■ PROBLEM STATEMENT: Without the images, write out all of the following entries exactly.

Figure record listings:
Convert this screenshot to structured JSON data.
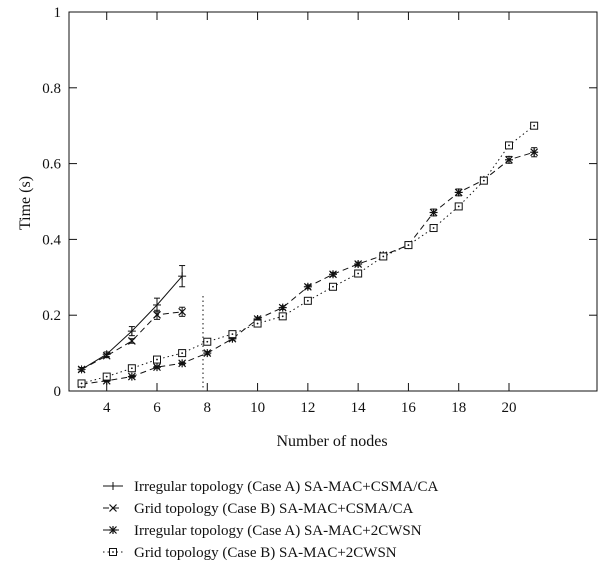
{
  "chart_data": {
    "type": "line",
    "xlabel": "Number of nodes",
    "ylabel": "Time (s)",
    "xlim": [
      2.5,
      23.5
    ],
    "ylim": [
      0,
      1
    ],
    "x_ticks": [
      4,
      6,
      8,
      10,
      12,
      14,
      16,
      18,
      20
    ],
    "y_ticks": [
      0,
      0.2,
      0.4,
      0.6,
      0.8,
      1
    ],
    "x_tick_labels": [
      "4",
      "6",
      "8",
      "10",
      "12",
      "14",
      "16",
      "18",
      "20"
    ],
    "y_tick_labels": [
      "0",
      "0.2",
      "0.4",
      "0.6",
      "0.8",
      "1"
    ],
    "grid": false,
    "legend_position": "bottom",
    "series": [
      {
        "name": "Irregular topology (Case A) SA-MAC+CSMA/CA",
        "marker": "plus",
        "line": "solid",
        "x": [
          3,
          4,
          5,
          6,
          7
        ],
        "y": [
          0.057,
          0.097,
          0.158,
          0.227,
          0.303
        ],
        "error": [
          0.005,
          0.006,
          0.012,
          0.018,
          0.028
        ]
      },
      {
        "name": "Grid topology (Case B) SA-MAC+CSMA/CA",
        "marker": "x",
        "line": "dashed",
        "x": [
          3,
          4,
          5,
          6,
          7
        ],
        "y": [
          0.057,
          0.093,
          0.132,
          0.201,
          0.209
        ],
        "error": [
          0.004,
          0.005,
          0.006,
          0.012,
          0.012
        ]
      },
      {
        "name": "Irregular topology (Case A) SA-MAC+2CWSN",
        "marker": "asterisk",
        "line": "dashed",
        "x": [
          3,
          4,
          5,
          6,
          7,
          8,
          9,
          10,
          11,
          12,
          13,
          14,
          15,
          16,
          17,
          18,
          19,
          20,
          21
        ],
        "y": [
          0.018,
          0.027,
          0.038,
          0.063,
          0.073,
          0.1,
          0.138,
          0.19,
          0.22,
          0.275,
          0.308,
          0.335,
          0.358,
          0.385,
          0.471,
          0.524,
          0.557,
          0.61,
          0.63
        ],
        "error": [
          0.002,
          0.002,
          0.002,
          0.003,
          0.003,
          0.004,
          0.004,
          0.005,
          0.005,
          0.005,
          0.005,
          0.005,
          0.005,
          0.005,
          0.009,
          0.009,
          0.006,
          0.009,
          0.012
        ]
      },
      {
        "name": "Grid topology (Case B) SA-MAC+2CWSN",
        "marker": "dotted-square",
        "line": "dotted",
        "x": [
          3,
          4,
          5,
          6,
          7,
          8,
          9,
          10,
          11,
          12,
          13,
          14,
          15,
          16,
          17,
          18,
          19,
          20,
          21
        ],
        "y": [
          0.02,
          0.038,
          0.06,
          0.083,
          0.1,
          0.13,
          0.15,
          0.178,
          0.197,
          0.238,
          0.275,
          0.31,
          0.355,
          0.385,
          0.43,
          0.487,
          0.555,
          0.648,
          0.7
        ],
        "error": [
          0,
          0,
          0,
          0,
          0,
          0,
          0,
          0,
          0,
          0,
          0,
          0,
          0,
          0,
          0,
          0,
          0,
          0,
          0
        ]
      }
    ]
  }
}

■ RESPONSE TO THIS TASK:
Convert this screenshot to structured JSON data.
{
  "chart_data": {
    "type": "line",
    "xlabel": "Number of nodes",
    "ylabel": "Time (s)",
    "xlim": [
      2.5,
      23.5
    ],
    "ylim": [
      0,
      1
    ],
    "x_ticks": [
      4,
      6,
      8,
      10,
      12,
      14,
      16,
      18,
      20
    ],
    "y_ticks": [
      0,
      0.2,
      0.4,
      0.6,
      0.8,
      1
    ],
    "x_tick_labels": [
      "4",
      "6",
      "8",
      "10",
      "12",
      "14",
      "16",
      "18",
      "20"
    ],
    "y_tick_labels": [
      "0",
      "0.2",
      "0.4",
      "0.6",
      "0.8",
      "1"
    ],
    "grid": false,
    "legend_position": "bottom",
    "series": [
      {
        "name": "Irregular topology (Case A) SA-MAC+CSMA/CA",
        "marker": "plus",
        "line": "solid",
        "x": [
          3,
          4,
          5,
          6,
          7
        ],
        "y": [
          0.057,
          0.097,
          0.158,
          0.227,
          0.303
        ],
        "error": [
          0.005,
          0.006,
          0.012,
          0.018,
          0.028
        ]
      },
      {
        "name": "Grid topology (Case B) SA-MAC+CSMA/CA",
        "marker": "x",
        "line": "dashed",
        "x": [
          3,
          4,
          5,
          6,
          7
        ],
        "y": [
          0.057,
          0.093,
          0.132,
          0.201,
          0.209
        ],
        "error": [
          0.004,
          0.005,
          0.006,
          0.012,
          0.012
        ]
      },
      {
        "name": "Irregular topology (Case A) SA-MAC+2CWSN",
        "marker": "asterisk",
        "line": "dashed",
        "x": [
          3,
          4,
          5,
          6,
          7,
          8,
          9,
          10,
          11,
          12,
          13,
          14,
          15,
          16,
          17,
          18,
          19,
          20,
          21
        ],
        "y": [
          0.018,
          0.027,
          0.038,
          0.063,
          0.073,
          0.1,
          0.138,
          0.19,
          0.22,
          0.275,
          0.308,
          0.335,
          0.358,
          0.385,
          0.471,
          0.524,
          0.557,
          0.61,
          0.63
        ],
        "error": [
          0.002,
          0.002,
          0.002,
          0.003,
          0.003,
          0.004,
          0.004,
          0.005,
          0.005,
          0.005,
          0.005,
          0.005,
          0.005,
          0.005,
          0.009,
          0.009,
          0.006,
          0.009,
          0.012
        ]
      },
      {
        "name": "Grid topology (Case B) SA-MAC+2CWSN",
        "marker": "dotted-square",
        "line": "dotted",
        "x": [
          3,
          4,
          5,
          6,
          7,
          8,
          9,
          10,
          11,
          12,
          13,
          14,
          15,
          16,
          17,
          18,
          19,
          20,
          21
        ],
        "y": [
          0.02,
          0.038,
          0.06,
          0.083,
          0.1,
          0.13,
          0.15,
          0.178,
          0.197,
          0.238,
          0.275,
          0.31,
          0.355,
          0.385,
          0.43,
          0.487,
          0.555,
          0.648,
          0.7
        ],
        "error": [
          0,
          0,
          0,
          0,
          0,
          0,
          0,
          0,
          0,
          0,
          0,
          0,
          0,
          0,
          0,
          0,
          0,
          0,
          0
        ]
      }
    ]
  }
}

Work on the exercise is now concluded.